• **TASK STATEMENT**
Look over the lines below. Report each one that includes the string "产品保证书范文".

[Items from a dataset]
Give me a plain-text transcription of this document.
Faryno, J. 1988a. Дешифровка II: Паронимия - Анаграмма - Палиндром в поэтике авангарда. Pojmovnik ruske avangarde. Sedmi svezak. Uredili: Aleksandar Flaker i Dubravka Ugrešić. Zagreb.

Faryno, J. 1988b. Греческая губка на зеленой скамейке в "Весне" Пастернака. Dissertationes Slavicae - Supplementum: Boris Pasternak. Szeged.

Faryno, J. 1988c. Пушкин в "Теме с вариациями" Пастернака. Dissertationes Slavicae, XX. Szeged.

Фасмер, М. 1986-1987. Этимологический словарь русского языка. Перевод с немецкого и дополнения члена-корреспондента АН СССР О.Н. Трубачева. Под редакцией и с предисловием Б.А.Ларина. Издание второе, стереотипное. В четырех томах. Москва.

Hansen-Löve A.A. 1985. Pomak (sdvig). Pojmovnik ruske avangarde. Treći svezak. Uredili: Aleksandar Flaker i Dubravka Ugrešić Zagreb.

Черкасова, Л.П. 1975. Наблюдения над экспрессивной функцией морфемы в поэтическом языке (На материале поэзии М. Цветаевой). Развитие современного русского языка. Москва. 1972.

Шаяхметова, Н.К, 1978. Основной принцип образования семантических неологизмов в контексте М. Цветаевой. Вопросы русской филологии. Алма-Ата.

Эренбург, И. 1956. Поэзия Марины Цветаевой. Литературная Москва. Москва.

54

...

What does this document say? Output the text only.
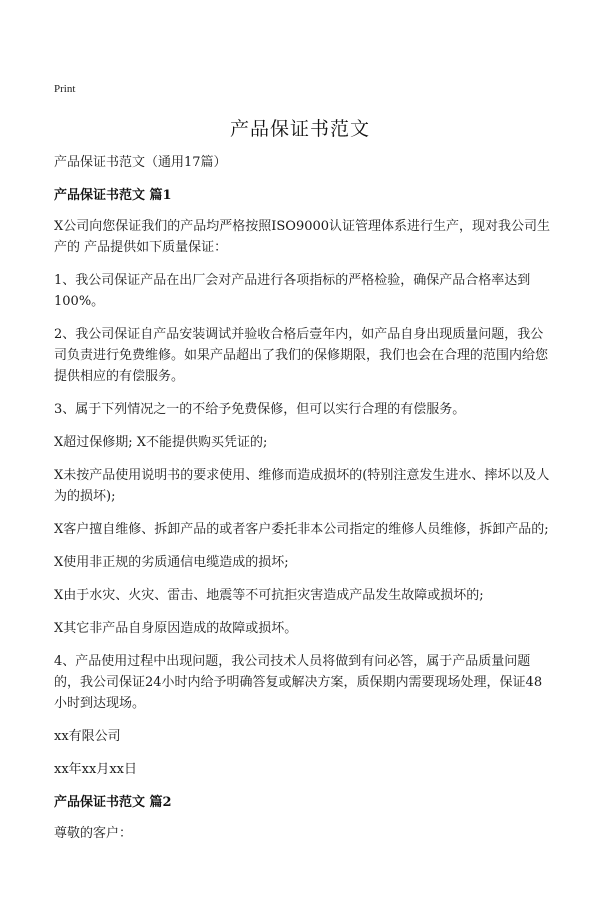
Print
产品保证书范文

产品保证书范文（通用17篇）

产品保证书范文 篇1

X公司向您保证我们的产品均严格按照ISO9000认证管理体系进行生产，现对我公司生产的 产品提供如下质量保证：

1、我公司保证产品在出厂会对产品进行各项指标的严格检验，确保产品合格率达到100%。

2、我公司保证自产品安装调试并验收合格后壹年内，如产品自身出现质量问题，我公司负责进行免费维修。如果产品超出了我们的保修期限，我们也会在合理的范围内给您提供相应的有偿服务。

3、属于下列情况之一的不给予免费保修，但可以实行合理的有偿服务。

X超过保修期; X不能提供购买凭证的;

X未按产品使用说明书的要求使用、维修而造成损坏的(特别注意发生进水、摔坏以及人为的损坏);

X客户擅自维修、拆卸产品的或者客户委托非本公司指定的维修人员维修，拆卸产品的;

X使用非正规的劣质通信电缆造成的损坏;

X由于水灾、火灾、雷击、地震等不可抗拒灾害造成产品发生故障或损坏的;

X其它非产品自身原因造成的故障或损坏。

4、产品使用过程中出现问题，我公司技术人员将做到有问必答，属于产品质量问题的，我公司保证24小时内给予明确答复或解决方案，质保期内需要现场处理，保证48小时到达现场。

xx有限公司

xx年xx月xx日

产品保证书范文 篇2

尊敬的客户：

• **WRITTEN RESPONSE**
产品保证书范文
产品保证书范文（通用17篇）
产品保证书范文 篇1
产品保证书范文 篇2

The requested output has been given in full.